| What is expected |
Pick out the lines below with "Other" and list them.
· · · · ·
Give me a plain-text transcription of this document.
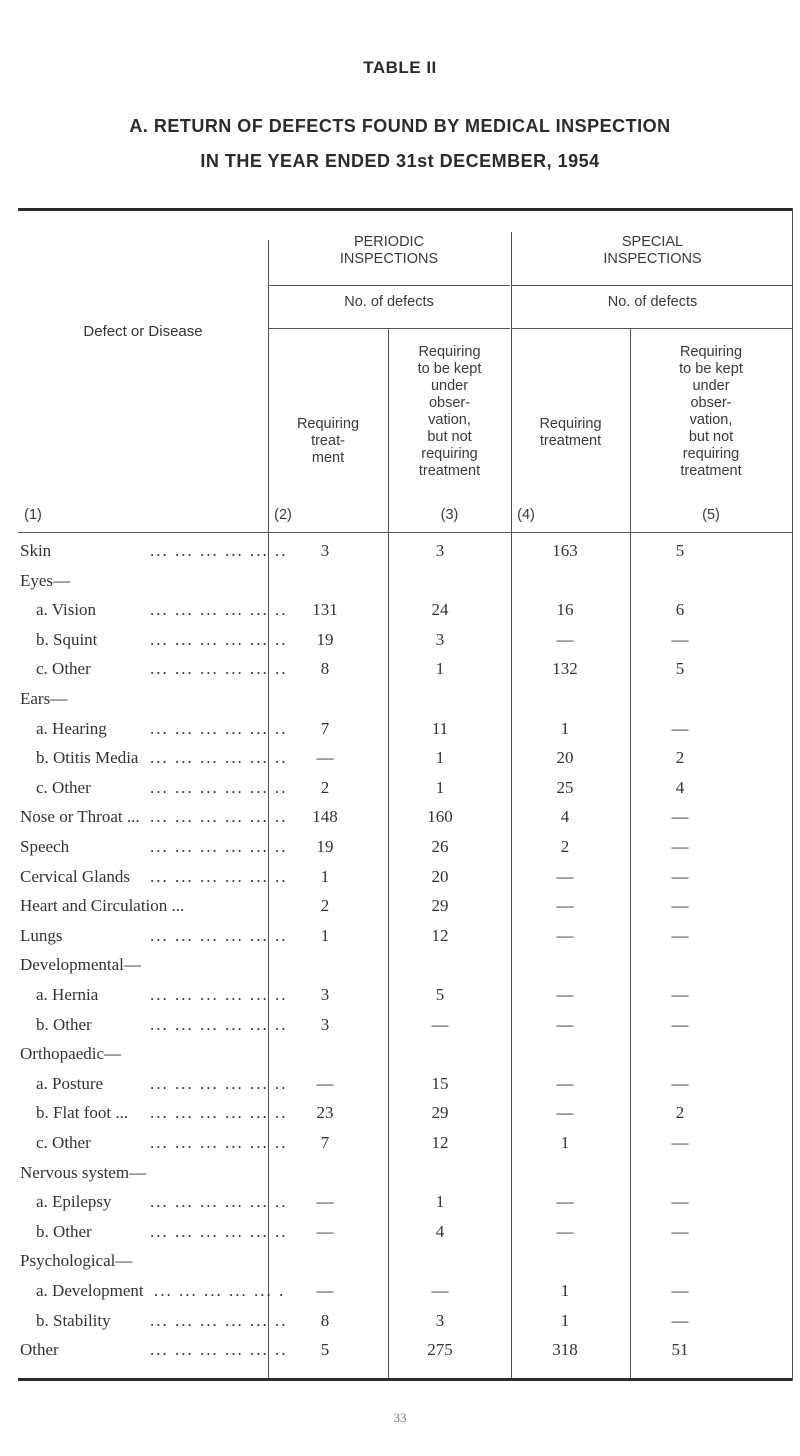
TABLE II
A. RETURN OF DEFECTS FOUND BY MEDICAL INSPECTION
IN THE YEAR ENDED 31st DECEMBER, 1954
Defect or Disease
(1)
PERIODIC
INSPECTIONS
SPECIAL
INSPECTIONS
No. of defects	No. of defects
Requiring
treat-
ment
(2)
Requiring
to be kept
under
obser-
vation,
but not
requiring
treatment
(3)
Requiring
treatment
(4)
Requiring
to be kept
under
obser-
vation,
but not
requiring
treatment
(5)
Skin	... ... ... ... ... ..	3	3	163	5
Eyes—
a. Vision	... ... ... ... ... ..	131	24	16	6
b. Squint	... ... ... ... ... ..	19	3	—	—
c. Other	... ... ... ... ... ..	8	1	132	5
Ears—
a. Hearing	... ... ... ... ... ..	7	11	1	—
b. Otitis Media ... ... ... ... ... ..	—	1	20	2
c. Other	... ... ... ... ... ..	2	1	25	4
Nose or Throat ... ... ... ... ... ... ..	148	160	4	—
Speech	... ... ... ... ... ..	19	26	2	—
Cervical Glands ... ... ... ... ... ..	1	20	—	—
Heart and Circulation ...	2	29	—	—
Lungs	... ... ... ... ... ..	1	12	—	—
Developmental—
a. Hernia	... ... ... ... ... ..	3	5	—	—
b. Other	... ... ... ... ... ..	3	—	—	—
Orthopaedic—
a. Posture	... ... ... ... ... ..	—	15	—	—
b. Flat foot ... ... ... ... ... ... ..	23	29	—	2
c. Other	... ... ... ... ... ..	7	12	1	—
Nervous system—
a. Epilepsy ... ... ... ... ... ..	—	1	—	—
b. Other	... ... ... ... ... ..	—	4	—	—
Psychological—
a. Development ... ... ... ... ... .	—	—	1	—
b. Stability ... ... ... ... ... ..	8	3	1	—
Other	... ... ... ... ... ..	5	275	318	51
33
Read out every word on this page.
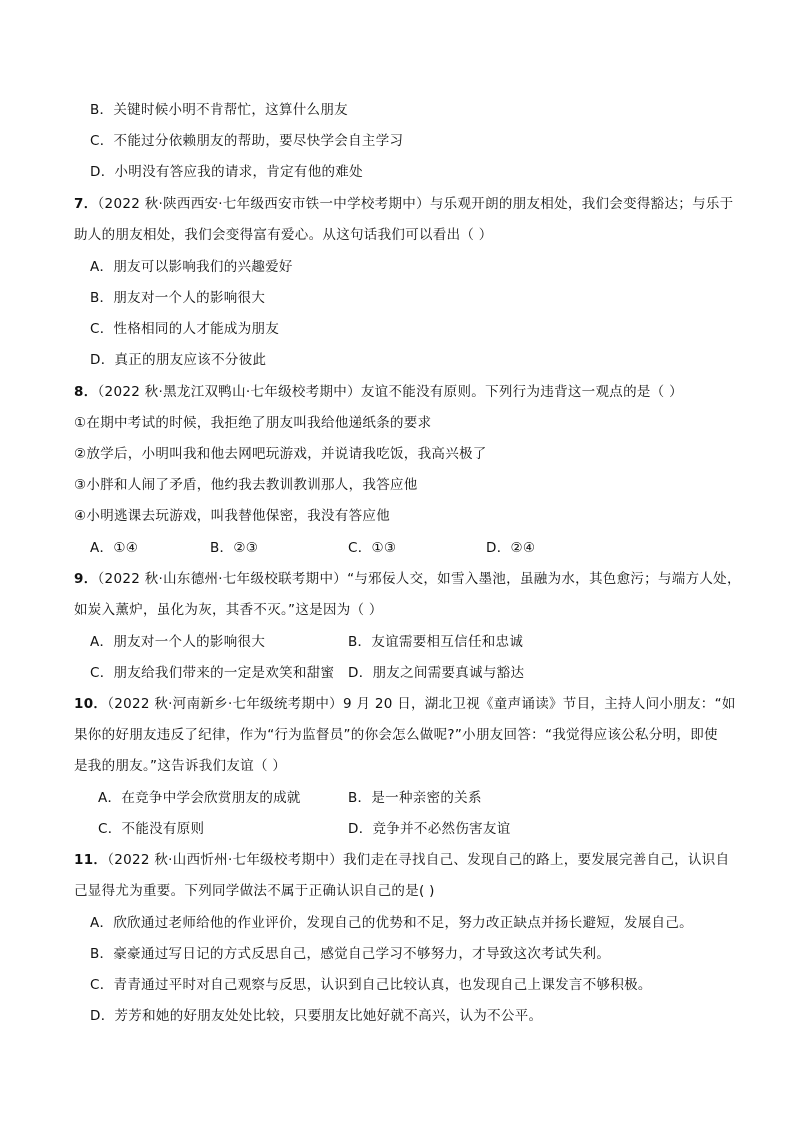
B．关键时候小明不肯帮忙，这算什么朋友
C．不能过分依赖朋友的帮助，要尽快学会自主学习
D．小明没有答应我的请求，肯定有他的难处
7．（2022 秋·陕西西安·七年级西安市铁一中学校考期中）与乐观开朗的朋友相处，我们会变得豁达；与乐于
助人的朋友相处，我们会变得富有爱心。从这句话我们可以看出（ ）
A．朋友可以影响我们的兴趣爱好
B．朋友对一个人的影响很大
C．性格相同的人才能成为朋友
D．真正的朋友应该不分彼此
8．（2022 秋·黑龙江双鸭山·七年级校考期中）友谊不能没有原则。下列行为违背这一观点的是（ ）
①在期中考试的时候，我拒绝了朋友叫我给他递纸条的要求
②放学后，小明叫我和他去网吧玩游戏，并说请我吃饭，我高兴极了
③小胖和人闹了矛盾，他约我去教训教训那人，我答应他
④小明逃课去玩游戏，叫我替他保密，我没有答应他
A．①④	B．②③	C．①③	D．②④
9．（2022 秋·山东德州·七年级校联考期中）“与邪佞人交，如雪入墨池，虽融为水，其色愈污；与端方人处，
如炭入薰炉，虽化为灰，其香不灭。”这是因为（ ）
A．朋友对一个人的影响很大	B．友谊需要相互信任和忠诚
C．朋友给我们带来的一定是欢笑和甜蜜 D．朋友之间需要真诚与豁达
10．（2022 秋·河南新乡·七年级统考期中）9 月 20 日，湖北卫视《童声诵读》节目，主持人问小朋友：“如
果你的好朋友违反了纪律，作为“行为监督员”的你会怎么做呢?”小朋友回答：“我觉得应该公私分明，即使
是我的朋友。”这告诉我们友谊（ ）
A．在竞争中学会欣赏朋友的成就	B．是一种亲密的关系
C．不能没有原则	D．竞争并不必然伤害友谊
11．（2022 秋·山西忻州·七年级校考期中）我们走在寻找自己、发现自己的路上，要发展完善自己，认识自
己显得尤为重要。下列同学做法不属于正确认识自己的是( )
A．欣欣通过老师给他的作业评价，发现自己的优势和不足，努力改正缺点并扬长避短，发展自己。
B．豪豪通过写日记的方式反思自己，感觉自己学习不够努力，才导致这次考试失利。
C．青青通过平时对自己观察与反思，认识到自己比较认真，也发现自己上课发言不够积极。
D．芳芳和她的好朋友处处比较，只要朋友比她好就不高兴，认为不公平。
· · · · ·
| Exercise response |
c. Other	... ... ... ... ... ..	8	1	132	5
c. Other	... ... ... ... ... ..	2	1	25	4
b. Other	... ... ... ... ... ..	3	—	—	—
c. Other	... ... ... ... ... ..	7	12	1	—
b. Other	... ... ... ... ... ..	—	4	—	—
Other	... ... ... ... ... ..	5	275	318	51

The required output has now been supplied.